Entries taken from a collection:
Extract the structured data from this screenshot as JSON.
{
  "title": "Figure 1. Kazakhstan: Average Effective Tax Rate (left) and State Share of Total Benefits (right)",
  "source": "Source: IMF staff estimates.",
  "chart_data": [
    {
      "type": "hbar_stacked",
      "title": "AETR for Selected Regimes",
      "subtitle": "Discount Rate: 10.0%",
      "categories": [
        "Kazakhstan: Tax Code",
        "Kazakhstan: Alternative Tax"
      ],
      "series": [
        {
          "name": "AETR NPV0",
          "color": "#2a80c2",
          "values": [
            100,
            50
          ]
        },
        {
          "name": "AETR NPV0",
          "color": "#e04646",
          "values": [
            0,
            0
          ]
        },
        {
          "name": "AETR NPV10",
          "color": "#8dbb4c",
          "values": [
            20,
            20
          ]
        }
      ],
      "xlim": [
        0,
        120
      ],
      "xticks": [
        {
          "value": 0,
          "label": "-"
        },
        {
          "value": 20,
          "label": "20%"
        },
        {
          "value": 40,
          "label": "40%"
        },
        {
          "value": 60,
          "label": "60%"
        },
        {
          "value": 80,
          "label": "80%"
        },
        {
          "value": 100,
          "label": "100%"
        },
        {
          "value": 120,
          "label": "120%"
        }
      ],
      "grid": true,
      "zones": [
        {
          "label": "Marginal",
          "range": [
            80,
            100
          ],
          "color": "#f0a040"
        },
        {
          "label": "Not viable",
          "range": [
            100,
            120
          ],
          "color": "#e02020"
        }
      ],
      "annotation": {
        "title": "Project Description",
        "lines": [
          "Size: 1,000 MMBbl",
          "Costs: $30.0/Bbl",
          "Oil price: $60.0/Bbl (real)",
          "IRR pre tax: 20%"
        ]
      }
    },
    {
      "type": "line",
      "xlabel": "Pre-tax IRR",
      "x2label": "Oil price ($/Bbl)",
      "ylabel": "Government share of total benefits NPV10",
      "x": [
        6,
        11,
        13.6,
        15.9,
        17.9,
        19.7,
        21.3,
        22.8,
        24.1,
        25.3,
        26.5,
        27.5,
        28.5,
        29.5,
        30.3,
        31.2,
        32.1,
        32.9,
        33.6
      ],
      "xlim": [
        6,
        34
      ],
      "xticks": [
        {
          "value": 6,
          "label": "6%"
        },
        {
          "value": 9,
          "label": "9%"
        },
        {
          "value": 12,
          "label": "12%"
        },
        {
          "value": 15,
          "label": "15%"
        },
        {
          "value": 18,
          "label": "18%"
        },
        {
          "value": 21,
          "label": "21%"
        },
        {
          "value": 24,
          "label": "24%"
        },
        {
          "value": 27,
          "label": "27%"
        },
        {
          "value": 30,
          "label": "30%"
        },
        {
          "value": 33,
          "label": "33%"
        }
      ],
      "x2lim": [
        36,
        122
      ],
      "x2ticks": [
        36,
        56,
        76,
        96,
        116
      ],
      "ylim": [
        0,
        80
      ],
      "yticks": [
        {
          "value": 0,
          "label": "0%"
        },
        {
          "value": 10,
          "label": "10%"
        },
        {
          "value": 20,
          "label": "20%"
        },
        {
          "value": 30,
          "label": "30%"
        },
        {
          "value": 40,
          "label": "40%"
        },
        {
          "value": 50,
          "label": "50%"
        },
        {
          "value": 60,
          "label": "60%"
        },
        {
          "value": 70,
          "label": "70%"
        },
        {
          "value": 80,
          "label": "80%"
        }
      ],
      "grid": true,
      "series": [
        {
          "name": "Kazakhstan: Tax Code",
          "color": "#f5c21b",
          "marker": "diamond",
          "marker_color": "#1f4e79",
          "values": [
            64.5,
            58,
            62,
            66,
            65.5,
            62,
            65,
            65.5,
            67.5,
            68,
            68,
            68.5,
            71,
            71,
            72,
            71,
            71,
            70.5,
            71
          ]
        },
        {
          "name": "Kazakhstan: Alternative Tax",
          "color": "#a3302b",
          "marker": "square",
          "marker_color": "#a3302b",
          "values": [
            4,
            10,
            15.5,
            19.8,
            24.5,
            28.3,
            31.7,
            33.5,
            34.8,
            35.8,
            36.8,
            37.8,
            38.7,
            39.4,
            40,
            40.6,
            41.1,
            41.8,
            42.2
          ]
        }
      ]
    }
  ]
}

Work instructions:
Print every record above exactly as written.

Exercise output:
Extract the structured data from this screenshot as JSON.
{
  "title": "Figure 1. Kazakhstan: Average Effective Tax Rate (left) and State Share of Total Benefits (right)",
  "source": "Source: IMF staff estimates.",
  "chart_data": [
    {
      "type": "hbar_stacked",
      "title": "AETR for Selected Regimes",
      "subtitle": "Discount Rate: 10.0%",
      "categories": [
        "Kazakhstan: Tax Code",
        "Kazakhstan: Alternative Tax"
      ],
      "series": [
        {
          "name": "AETR NPV0",
          "color": "#2a80c2",
          "values": [
            100,
            50
          ]
        },
        {
          "name": "AETR NPV0",
          "color": "#e04646",
          "values": [
            0,
            0
          ]
        },
        {
          "name": "AETR NPV10",
          "color": "#8dbb4c",
          "values": [
            20,
            20
          ]
        }
      ],
      "xlim": [
        0,
        120
      ],
      "xticks": [
        {
          "value": 0,
          "label": "-"
        },
        {
          "value": 20,
          "label": "20%"
        },
        {
          "value": 40,
          "label": "40%"
        },
        {
          "value": 60,
          "label": "60%"
        },
        {
          "value": 80,
          "label": "80%"
        },
        {
          "value": 100,
          "label": "100%"
        },
        {
          "value": 120,
          "label": "120%"
        }
      ],
      "grid": true,
      "zones": [
        {
          "label": "Marginal",
          "range": [
            80,
            100
          ],
          "color": "#f0a040"
        },
        {
          "label": "Not viable",
          "range": [
            100,
            120
          ],
          "color": "#e02020"
        }
      ],
      "annotation": {
        "title": "Project Description",
        "lines": [
          "Size: 1,000 MMBbl",
          "Costs: $30.0/Bbl",
          "Oil price: $60.0/Bbl (real)",
          "IRR pre tax: 20%"
        ]
      }
    },
    {
      "type": "line",
      "xlabel": "Pre-tax IRR",
      "x2label": "Oil price ($/Bbl)",
      "ylabel": "Government share of total benefits NPV10",
      "x": [
        6,
        11,
        13.6,
        15.9,
        17.9,
        19.7,
        21.3,
        22.8,
        24.1,
        25.3,
        26.5,
        27.5,
        28.5,
        29.5,
        30.3,
        31.2,
        32.1,
        32.9,
        33.6
      ],
      "xlim": [
        6,
        34
      ],
      "xticks": [
        {
          "value": 6,
          "label": "6%"
        },
        {
          "value": 9,
          "label": "9%"
        },
        {
          "value": 12,
          "label": "12%"
        },
        {
          "value": 15,
          "label": "15%"
        },
        {
          "value": 18,
          "label": "18%"
        },
        {
          "value": 21,
          "label": "21%"
        },
        {
          "value": 24,
          "label": "24%"
        },
        {
          "value": 27,
          "label": "27%"
        },
        {
          "value": 30,
          "label": "30%"
        },
        {
          "value": 33,
          "label": "33%"
        }
      ],
      "x2lim": [
        36,
        122
      ],
      "x2ticks": [
        36,
        56,
        76,
        96,
        116
      ],
      "ylim": [
        0,
        80
      ],
      "yticks": [
        {
          "value": 0,
          "label": "0%"
        },
        {
          "value": 10,
          "label": "10%"
        },
        {
          "value": 20,
          "label": "20%"
        },
        {
          "value": 30,
          "label": "30%"
        },
        {
          "value": 40,
          "label": "40%"
        },
        {
          "value": 50,
          "label": "50%"
        },
        {
          "value": 60,
          "label": "60%"
        },
        {
          "value": 70,
          "label": "70%"
        },
        {
          "value": 80,
          "label": "80%"
        }
      ],
      "grid": true,
      "series": [
        {
          "name": "Kazakhstan: Tax Code",
          "color": "#f5c21b",
          "marker": "diamond",
          "marker_color": "#1f4e79",
          "values": [
            64.5,
            58,
            62,
            66,
            65.5,
            62,
            65,
            65.5,
            67.5,
            68,
            68,
            68.5,
            71,
            71,
            72,
            71,
            71,
            70.5,
            71
          ]
        },
        {
          "name": "Kazakhstan: Alternative Tax",
          "color": "#a3302b",
          "marker": "square",
          "marker_color": "#a3302b",
          "values": [
            4,
            10,
            15.5,
            19.8,
            24.5,
            28.3,
            31.7,
            33.5,
            34.8,
            35.8,
            36.8,
            37.8,
            38.7,
            39.4,
            40,
            40.6,
            41.1,
            41.8,
            42.2
          ]
        }
      ]
    }
  ]
}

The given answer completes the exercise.